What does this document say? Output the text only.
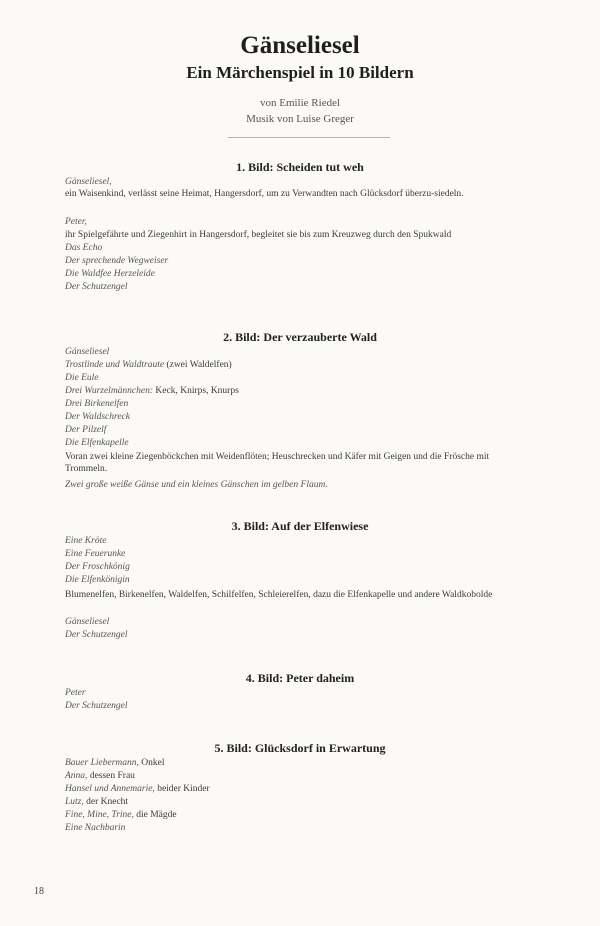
Gänseliesel
Ein Märchenspiel in 10 Bildern
von Emilie Riedel
Musik von Luise Greger
1. Bild: Scheiden tut weh
Gänseliesel,
ein Waisenkind, verlässt seine Heimat, Hangersdorf, um zu Verwandten nach Glücksdorf überzu-siedeln.
Peter,
ihr Spielgefährte und Ziegenhirt in Hangersdorf, begleitet sie bis zum Kreuzweg durch den Spukwald
Das Echo
Der sprechende Wegweiser
Die Waldfee Herzeleide
Der Schutzengel
2. Bild: Der verzauberte Wald
Gänseliesel
Trostlinde und Waldtraute (zwei Waldelfen)
Die Eule
Drei Wurzelmännchen: Keck, Knirps, Knurps
Drei Birkenelfen
Der Waldschreck
Der Pilzelf
Die Elfenkapelle
Voran zwei kleine Ziegenböckchen mit Weidenflöten; Heuschrecken und Käfer mit Geigen und die Frösche mit Trommeln.
Zwei große weiße Gänse und ein kleines Gänschen im gelben Flaum.
3. Bild: Auf der Elfenwiese
Eine Kröte
Eine Feuerunke
Der Froschkönig
Die Elfenkönigin
Blumenelfen, Birkenelfen, Waldelfen, Schilfelfen, Schleierelfen, dazu die Elfenkapelle und andere Waldkobolde
Gänseliesel
Der Schutzengel
4. Bild: Peter daheim
Peter
Der Schutzengel
5. Bild: Glücksdorf in Erwartung
Bauer Liebermann, Onkel
Anna, dessen Frau
Hansel und Annemarie, beider Kinder
Lutz, der Knecht
Fine, Mine, Trine, die Mägde
Eine Nachbarin
18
_ _ _ _ _ _ _
## Written instruction:
Every line that holds the string "Drei" should be returned.

## Task solution:
Drei Wurzelmännchen: Keck, Knirps, Knurps
Drei Birkenelfen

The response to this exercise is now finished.